**Your task:** Extract the lines that carry the string "with" from the listing.

**Given entries:**
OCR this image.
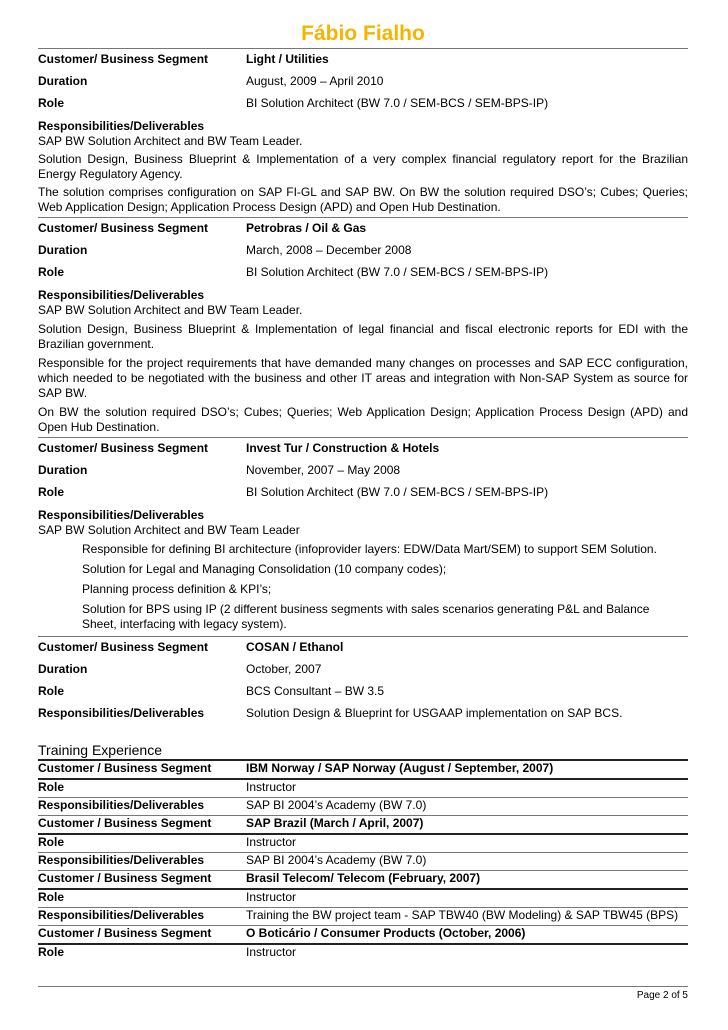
Fábio Fialho
Customer/ Business Segment	Light / Utilities
Duration	August, 2009 – April 2010
Role	BI Solution Architect (BW 7.0 / SEM-BCS / SEM-BPS-IP)
Responsibilities/Deliverables
SAP BW Solution Architect and BW Team Leader.
Solution Design, Business Blueprint & Implementation of a very complex financial regulatory report for the Brazilian Energy Regulatory Agency.
The solution comprises configuration on SAP FI-GL and SAP BW. On BW the solution required DSO’s; Cubes; Queries; Web Application Design; Application Process Design (APD) and Open Hub Destination.
Customer/ Business Segment	Petrobras / Oil & Gas
Duration	March, 2008 – December 2008
Role	BI Solution Architect (BW 7.0 / SEM-BCS / SEM-BPS-IP)
Responsibilities/Deliverables
SAP BW Solution Architect and BW Team Leader.
Solution Design, Business Blueprint & Implementation of legal financial and fiscal electronic reports for EDI with the Brazilian government.
Responsible for the project requirements that have demanded many changes on processes and SAP ECC configuration, which needed to be negotiated with the business and other IT areas and integration with Non-SAP System as source for SAP BW.
On BW the solution required DSO’s; Cubes; Queries; Web Application Design; Application Process Design (APD) and Open Hub Destination.
Customer/ Business Segment	Invest Tur / Construction & Hotels
Duration	November, 2007 – May 2008
Role	BI Solution Architect (BW 7.0 / SEM-BCS / SEM-BPS-IP)
Responsibilities/Deliverables
SAP BW Solution Architect and BW Team Leader
Responsible for defining BI architecture (infoprovider layers: EDW/Data Mart/SEM) to support SEM Solution.
Solution for Legal and Managing Consolidation (10 company codes);
Planning process definition & KPI’s;
Solution for BPS using IP (2 different business segments with sales scenarios generating P&L and Balance Sheet, interfacing with legacy system).
Customer/ Business Segment	COSAN / Ethanol
Duration	October, 2007
Role	BCS Consultant – BW 3.5
Responsibilities/Deliverables	Solution Design & Blueprint for USGAAP implementation on SAP BCS.
Training Experience
Customer / Business Segment	IBM Norway / SAP Norway (August / September, 2007)
Role	Instructor
Responsibilities/Deliverables	SAP BI 2004’s Academy (BW 7.0)
Customer / Business Segment	SAP Brazil (March / April, 2007)
Role	Instructor
Responsibilities/Deliverables	SAP BI 2004’s Academy (BW 7.0)
Customer / Business Segment	Brasil Telecom/ Telecom (February, 2007)
Role	Instructor
Responsibilities/Deliverables	Training the BW project team - SAP TBW40 (BW Modeling) & SAP TBW45 (BPS)
Customer / Business Segment	O Boticário / Consumer Products (October, 2006)
Role	Instructor
Page 2 of 5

**Task output:**
Solution Design, Business Blueprint & Implementation of legal financial and fiscal electronic reports for EDI with the Brazilian government.
Responsible for the project requirements that have demanded many changes on processes and SAP ECC configuration, which needed to be negotiated with the business and other IT areas and integration with Non-SAP System as source for SAP BW.
Solution for BPS using IP (2 different business segments with sales scenarios generating P&L and Balance Sheet, interfacing with legacy system).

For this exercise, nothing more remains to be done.